-- WORK INSTRUCTIONS --
Give the number of lines in the records below that include "Belgesi". Reply with that number alone.

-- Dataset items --

▼

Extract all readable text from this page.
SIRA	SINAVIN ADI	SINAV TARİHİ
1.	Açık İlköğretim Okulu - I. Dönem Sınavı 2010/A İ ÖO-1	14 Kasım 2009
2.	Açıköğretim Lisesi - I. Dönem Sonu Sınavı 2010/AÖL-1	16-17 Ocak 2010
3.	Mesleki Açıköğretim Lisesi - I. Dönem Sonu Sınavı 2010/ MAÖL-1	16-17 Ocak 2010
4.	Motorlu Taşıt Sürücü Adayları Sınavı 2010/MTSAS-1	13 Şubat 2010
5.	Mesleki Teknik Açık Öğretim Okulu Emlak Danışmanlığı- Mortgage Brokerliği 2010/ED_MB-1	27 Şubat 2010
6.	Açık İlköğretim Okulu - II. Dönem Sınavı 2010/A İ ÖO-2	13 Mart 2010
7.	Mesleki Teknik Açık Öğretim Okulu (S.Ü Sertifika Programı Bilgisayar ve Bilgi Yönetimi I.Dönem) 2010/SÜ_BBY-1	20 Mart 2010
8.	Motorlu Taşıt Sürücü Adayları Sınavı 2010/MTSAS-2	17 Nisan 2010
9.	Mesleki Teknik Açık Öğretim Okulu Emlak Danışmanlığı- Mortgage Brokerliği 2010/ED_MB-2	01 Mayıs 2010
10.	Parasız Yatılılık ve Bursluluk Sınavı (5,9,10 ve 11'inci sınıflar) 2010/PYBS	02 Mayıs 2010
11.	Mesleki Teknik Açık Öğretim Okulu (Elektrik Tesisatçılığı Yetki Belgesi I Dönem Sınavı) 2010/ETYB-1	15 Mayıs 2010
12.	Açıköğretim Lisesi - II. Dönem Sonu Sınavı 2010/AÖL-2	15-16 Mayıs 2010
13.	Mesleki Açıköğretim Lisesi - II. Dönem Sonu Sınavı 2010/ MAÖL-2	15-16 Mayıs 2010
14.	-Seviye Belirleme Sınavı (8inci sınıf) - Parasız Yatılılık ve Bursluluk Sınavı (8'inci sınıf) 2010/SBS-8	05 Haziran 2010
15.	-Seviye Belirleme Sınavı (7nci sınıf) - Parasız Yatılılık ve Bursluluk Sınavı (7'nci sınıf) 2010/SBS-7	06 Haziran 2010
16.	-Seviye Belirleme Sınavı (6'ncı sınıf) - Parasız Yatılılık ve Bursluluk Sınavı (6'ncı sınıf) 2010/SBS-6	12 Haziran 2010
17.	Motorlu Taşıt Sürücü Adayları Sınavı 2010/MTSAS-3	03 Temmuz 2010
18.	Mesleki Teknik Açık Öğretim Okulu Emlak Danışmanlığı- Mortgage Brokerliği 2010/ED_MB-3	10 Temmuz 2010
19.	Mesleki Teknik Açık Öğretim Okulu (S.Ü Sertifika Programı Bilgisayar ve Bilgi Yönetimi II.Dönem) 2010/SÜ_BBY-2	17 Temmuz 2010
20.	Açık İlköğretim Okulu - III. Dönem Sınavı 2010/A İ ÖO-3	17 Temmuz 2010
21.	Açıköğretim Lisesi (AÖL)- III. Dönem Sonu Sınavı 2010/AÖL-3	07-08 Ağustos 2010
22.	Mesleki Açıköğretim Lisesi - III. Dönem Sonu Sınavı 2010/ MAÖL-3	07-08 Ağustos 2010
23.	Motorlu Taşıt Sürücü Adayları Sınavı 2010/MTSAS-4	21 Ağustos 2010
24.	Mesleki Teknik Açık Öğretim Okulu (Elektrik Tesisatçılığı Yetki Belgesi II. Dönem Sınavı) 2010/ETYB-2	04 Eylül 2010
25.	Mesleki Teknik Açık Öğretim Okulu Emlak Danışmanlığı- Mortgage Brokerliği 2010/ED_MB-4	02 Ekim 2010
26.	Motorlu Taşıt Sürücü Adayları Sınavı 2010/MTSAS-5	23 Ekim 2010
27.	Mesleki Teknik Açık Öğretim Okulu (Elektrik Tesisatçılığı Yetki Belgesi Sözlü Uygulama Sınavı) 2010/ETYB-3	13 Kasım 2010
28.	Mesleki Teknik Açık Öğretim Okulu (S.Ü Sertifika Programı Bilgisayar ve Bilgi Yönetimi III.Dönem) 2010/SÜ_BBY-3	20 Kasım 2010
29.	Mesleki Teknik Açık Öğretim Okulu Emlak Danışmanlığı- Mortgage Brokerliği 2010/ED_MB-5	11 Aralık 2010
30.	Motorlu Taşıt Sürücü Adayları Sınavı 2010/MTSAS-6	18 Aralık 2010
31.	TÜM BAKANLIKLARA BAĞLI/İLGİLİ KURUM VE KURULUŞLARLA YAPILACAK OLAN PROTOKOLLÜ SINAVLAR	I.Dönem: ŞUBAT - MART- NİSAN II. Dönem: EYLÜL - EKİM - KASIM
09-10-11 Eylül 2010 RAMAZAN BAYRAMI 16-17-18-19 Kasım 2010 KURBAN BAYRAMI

▲

-- SOLUTION TO THIS PROBLEM --
3